- Extrait du document -
▽

Alice Holzman : « Role model sans le savoir »
La directrice générale de Ma French Bank, la toute nouvelle filiale de La Banque Postale, se livre pour l’IMM. Outre les qualités requises pour être un bon manager, elle évoque la place des femmes en entreprise. Paroles d’une dirigeante « normale » qui aime oser.
« Pour moi, un dirigeant doit savoir conjuguer deux qualités : la curiosité et l’humilité. Et je dirai que la crise que nous vivons actuellement les rend d’autant plus nécessaires. »
Curiosité, d’abord, ou la capacité à interroger ce qui est établi.
Quand nous avons créé Ma French Bank, nous n’avions aucune certitude. Feuille blanche : pas de structure, pas de SI, pas de marque, rien ! Il fallait imaginer comment la Banque Postale pouvait participer à la nouvelle dynamique des banques digitales avec son ADN de banque citoyenne et ses atouts. La construction de la banque a duré deux ans et demi. Dès l’origine, on a essayé de se poser les bonnes questions : quelle identité veut-on donner à cette néo-banque ? Que veut-on remettre en cause ? Quel business model additionnel pour La Banque Postale ? Notre cahier des charges était clair : avoir de l’audace, inventer quelque chose de nouveau sur le marché des banques digitales, proposer une banque différente dans ses valeurs et sa personnalité. Un défi aussi exaltant qu’impressionnant qui nous donnait beaucoup de liberté pour «réinterroger le système » et créer une nouvelle banque. Le monde de la banque, ce n’est pas vraiment glamour, n’est-ce pas ? On ne se réveille pas le matin en se disant qu’on va égailler sa journée en ouvrant un compte bancaire. Par ailleurs, au moment où nous nous sommes lancés, il existait déjà de nombreuses propositions digitales sur le marché. Pour réussir à acquérir rapidement de nouveaux clients, il fallait donc trouver la voie d’une banque nouvelle génération à la fois sympathique, inscrite dans le quotidien, ouverte à tous, simple et pratique, mais aussi qui inspire confiance, valorise sa filiation avec la Banque Postale et qui apporte une valeur économique au groupe. Trouver le point médian entre les deux. Et c’est là qu’intervient la deuxième qualité requise : l’humilité pour accepter d’itérer ou pivoter quand c’est nécessaire...

△

- Travail à faire -
[1] D'après l'extrait, combien de temps a duré la construction de Ma French Bank ?
[2] Recopiez le passage de l'extrait depuis « La directrice générale » jusqu'à « qui est établi. » inclus.
Les lignes ne sont pas utiles pour ce travail.

- Informations extraites -

▽

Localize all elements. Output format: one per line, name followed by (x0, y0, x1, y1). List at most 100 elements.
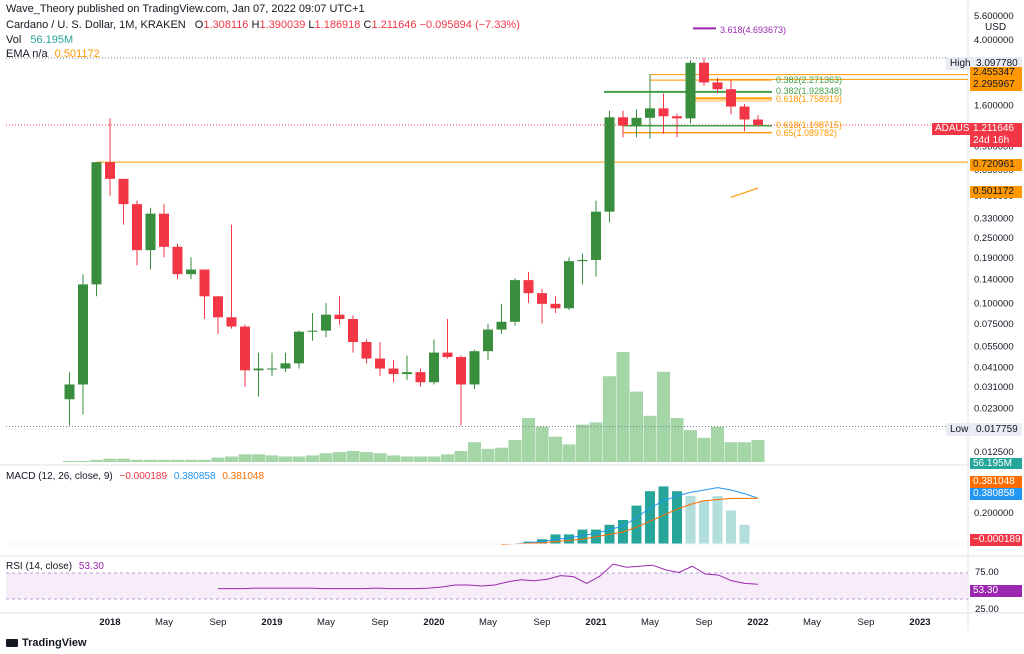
candle-body (78, 284, 88, 385)
volume-bar (441, 454, 454, 462)
volume-bar (306, 455, 319, 462)
tradingview-logo[interactable]: TradingView (6, 637, 87, 649)
volume-bar (319, 453, 333, 462)
rsi-tick-75: 75.00 (975, 567, 999, 578)
candle-body (496, 321, 507, 330)
volume-bar (225, 456, 238, 462)
macd-tag-signal: 0.381048 (970, 476, 1022, 488)
candle-body (240, 326, 250, 371)
macd-hist-bar (564, 534, 574, 544)
candle-body (564, 261, 574, 309)
volume-bar (738, 442, 751, 462)
price-tick: 0.031000 (974, 382, 1014, 393)
time-tick: 2019 (261, 617, 282, 628)
volume-bar (589, 422, 603, 462)
volume-bar (508, 440, 522, 462)
price-tick: 0.250000 (974, 233, 1014, 244)
price-tick: 0.041000 (974, 362, 1014, 373)
tag-2455347: 2.455347 (970, 67, 1022, 79)
price-tick: 0.055000 (974, 341, 1014, 352)
candle-body (618, 117, 628, 126)
price-tick: 0.023000 (974, 404, 1014, 415)
rsi-line (218, 563, 759, 590)
last-price-tag: 1.211646 (970, 123, 1022, 135)
macd-hist-bar (699, 500, 709, 544)
fib-label-0618-b: 0.618(1.198715) (776, 120, 843, 130)
time-tick: 2021 (585, 617, 607, 628)
candle-body (159, 213, 169, 247)
volume-bar (670, 418, 684, 462)
ohlc-l-label: L (308, 19, 315, 31)
volume-bar (468, 442, 481, 462)
ohlc-l: 1.186918 (314, 19, 361, 31)
candle-body (726, 89, 736, 107)
signal-line (501, 497, 759, 546)
fib-label-0618-a: 0.618(1.758919) (776, 94, 843, 104)
candle-body (456, 357, 466, 385)
candle-body (91, 162, 102, 285)
time-tick: May (641, 617, 659, 628)
macd-hist-bar (672, 491, 682, 544)
candle-body (321, 314, 331, 331)
volume-bar (333, 452, 346, 462)
candle-body (294, 331, 304, 364)
fib-label-0382-a: 0.382(2.271363) (776, 75, 843, 85)
candle-body (415, 372, 426, 383)
candle-body (145, 213, 156, 251)
macd-hist-bar (631, 505, 642, 544)
symbol-name: Cardano / U. S. Dollar, 1M, KRAKEN (6, 19, 186, 31)
volume-bar (346, 451, 360, 462)
price-tick: 0.190000 (974, 253, 1014, 264)
macd-hist-bar (577, 529, 588, 544)
currency-unit: USD (985, 22, 1007, 33)
rsi-tick-25: 25.00 (975, 604, 999, 615)
volume-bar (549, 436, 562, 462)
volume-bar (495, 447, 508, 462)
ema-tag: 0.501172 (970, 186, 1022, 198)
volume-bar (373, 453, 387, 462)
candle-body (550, 303, 561, 309)
candle-body (348, 319, 358, 342)
time-tick: Sep (534, 617, 551, 628)
time-tick: 2020 (423, 617, 444, 628)
volume-bar (562, 444, 576, 462)
candle-body (631, 117, 642, 126)
volume-bar (117, 458, 130, 462)
fib-label-065: 0.65(1.089782) (776, 128, 838, 138)
volume-bars (63, 352, 765, 462)
vol-label: Vol (6, 34, 22, 46)
volume-bar (684, 430, 697, 462)
volume-bar (454, 451, 468, 462)
volume-bar (90, 459, 103, 462)
price-tick: 0.140000 (974, 275, 1014, 286)
candle-body (280, 363, 291, 369)
volume-bar (657, 371, 670, 462)
volume-bar (576, 424, 589, 462)
price-tick: 4.000000 (974, 35, 1014, 46)
volume-bar (414, 456, 427, 462)
candle-body (307, 330, 318, 332)
rsi-tag: 53.30 (970, 585, 1022, 597)
macd-tag-line: 0.380858 (970, 488, 1022, 500)
volume-bar (238, 454, 252, 462)
candle-body (213, 296, 223, 318)
candle-body (591, 211, 601, 260)
ohlc-o-label: O (194, 19, 204, 31)
candle-body (604, 117, 615, 212)
time-tick: Sep (372, 617, 389, 628)
ohlc-c-label: C (363, 19, 372, 31)
volume-bar (76, 460, 90, 462)
macd-title: MACD (12, 26, close, 9) (6, 471, 113, 482)
ema-line: EMA n/a 0.501172 (6, 48, 100, 60)
candle-body (334, 314, 345, 320)
candle-body (105, 162, 115, 179)
volume-bar (522, 418, 535, 462)
price-tick: 0.012500 (974, 447, 1014, 458)
candle-body (375, 358, 385, 369)
low-value: 0.017759 (972, 423, 1022, 436)
publisher-line: Wave_Theory published on TradingView.com… (6, 3, 365, 15)
candle-body (685, 62, 696, 119)
volume-bar (603, 376, 616, 462)
candle-body (523, 280, 534, 294)
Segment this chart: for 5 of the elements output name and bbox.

△

- Réponses par consigne -
[1] Elle a duré deux ans et demi.

[2]
La directrice générale de Ma French Bank, la toute nouvelle filiale de La Banque Postale, se livre pour l’IMM. Outre les qualités requises pour être un bon manager, elle évoque la place des femmes en entreprise. Paroles d’une dirigeante « normale » qui aime oser.
« Pour moi, un dirigeant doit savoir conjuguer deux qualités : la curiosité et l’humilité. Et je dirai que la crise que nous vivons actuellement les rend d’autant plus nécessaires. »
Curiosité, d’abord, ou la capacité à interroger ce qui est établi.